▶ _TO BE DONE_:
[1] Which three methods for predicting future volatility does the volatility lab passage examine?
[2] Can you carry the volatility lab passage forward from its final sentence about the ACF at lag 0?

▶ _PASSAGE_:
Solutions Lines 1 and 2: obtain the first 500 time_id for stock 1 and initialise a list to store the log returns. Line 3: start a for loop. Lines 4 - 7: extract WAPs to compute log returns and create a data frame storing the log returns and the corresponding time points. Lines 8 - 13: find the time points at which the WAP doesn’t change; thus the log returns are 0 at these time points. We add these zero log returns into the data frame to facilitate later analysis.

[b] Divide the 10-min horizon into non-overlapping 30-second intervals. Similar to the above code, use a list to store the volatility every 30 seconds of stock 1 for different time buckets.

Suggestions

vol <- list()
comp_vol <- function(x) {
  return(sqrt(sum(x ^ 2)))
}
for (i in 1 : length(log_r1)) {
  log_r1[[i]] <- log_r1[[i]] %>% mutate(time_bucket = ceiling(time / 30))
  vol[[i]] <- aggregate(log_return ~ time_bucket, data = log_r1[[i]], FUN = comp_vol)
  colnames(vol[[i]]) <- c('time_bucket', 'volatility')
}

[c] visualize the 10-min time series for log returns and realised volatility of stock 1 with time_id == 5.

Suggestions

ggplot(data = log_r1[[1]], aes(x = time, y = log_return)) + geom_line() 

ggplot(data = vol[[1]], aes(x = time_bucket, y = volatility)) + geom_line() + geom_point() 

2 Estimation and prediction

In this lab, we will examine three potential methods to predict future volatility: regression analysis, HAV-RV model, ARMA-GARCH model. The three methods use different strategies to fit the data. The regression analysis doesn’t treat the realised volatility as a time series but puts weights based on recency. The HAV-RV directly works on the time series of realised volatility. The ARMA-GARCH models the time series on log returns and indirectly predict the volatility.

2.1 Autocorrelation

Before fitting the data, we conduct a preliminary analysis on the autocorrelation function (ACF) of the time series on log returns and realised volatility. Autocorrelation is the correlation between a time series with a lagged version of itself. The ACF starts at a lag of 0, which is the correlation of the time series with itself and therefore results in a correlation of 1.

▶ _GIVEN INFORMATION_:

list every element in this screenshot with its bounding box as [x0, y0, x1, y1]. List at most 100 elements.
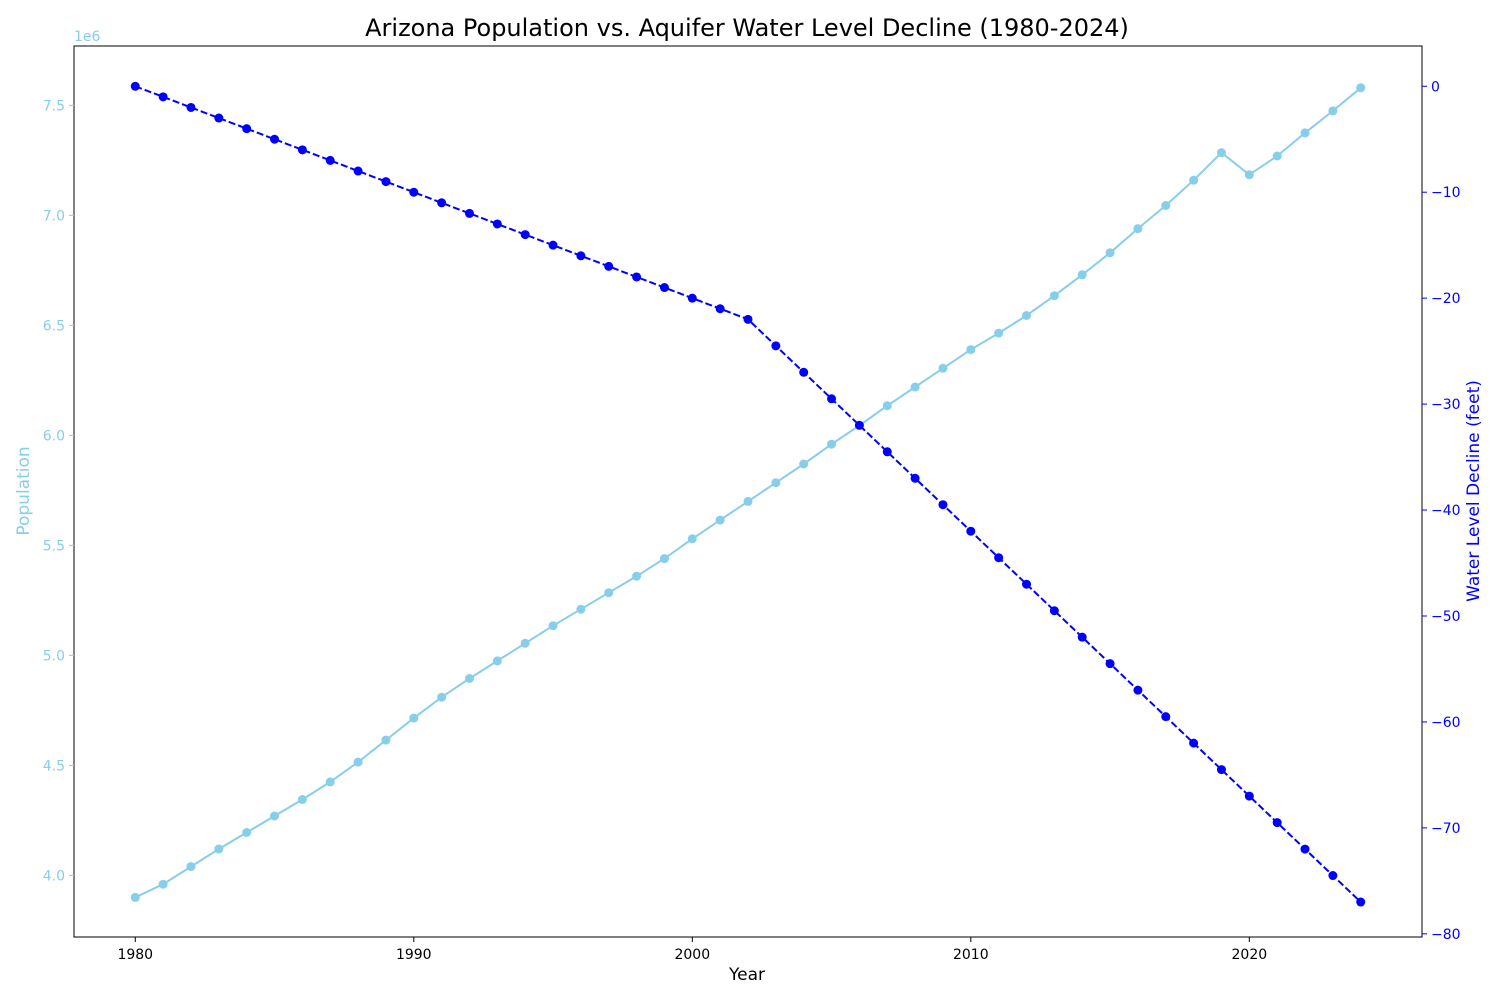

▶ _TASK-BY-TASK RESULTS_:
[1] Regression analysis, the HAV-RV model, and the ARMA-GARCH model.

[2]
[a] Plot the ACF of the time series on log returns and realised volatility, respectively, for stock 1 with time_id == 5.

Suggestions

acf(log_r1[[1]]$log_return, main = "ACF plot for log returns")

acf(vol[[1]]$volatility, main = "ACF plot for realised volatility")

2.2 Regression analysis

We now regress the volatility in period \(t\) on the mean prices in period \(t-1\), mean number of orders in period \(t-1\), and the mean BidAskSpread in period \(t-1\). We still use stock 1 with time_id == 5 for illustration.

[a] We use the data during the first 8 minutes of each 10-min time bucket as the training data and use the remaining 2-min data for validation. Create two lists vol.train and vol.val that separately store the training and validation data in vol. The \(i\)th element of vol.train (vol.val) corresponds to the training (validation) data for vol[[i]].

Suggestions

vol.train <- list()
vol.val <- list()

for (i in 1 : length(log_r1)) {
  vol.train[[i]] <- vol[[i]][1:16, ]
  vol.val[[i]] <- vol[[i]][-(1:16), ]
}

[b] Recall that we study the first 500 time_id for stock 1, and each time_id corresponds to a specific 10-min time bucket. Create a list with length 500, where each element of the list is a data frame for a different time_id. All the data frames have four columns: the realised volatility in the training data set and the corresponding mean prices, mean number of orders, and mean BidAskSpread in the previous period. (We don’t need the first realised volatility in any 10-min time bucket because there is no covariates for this period.)

Suggestions

list.reg <- list() # list for regression
stock1 <- stock1 %>% mutate(time_bucket = ceiling(seconds_in_bucket / 30),
                            num_order = bid_size1 + ask_size1 + bid_size2 + ask_size2)
len.train <- length(vol.train[[1]]$volatility)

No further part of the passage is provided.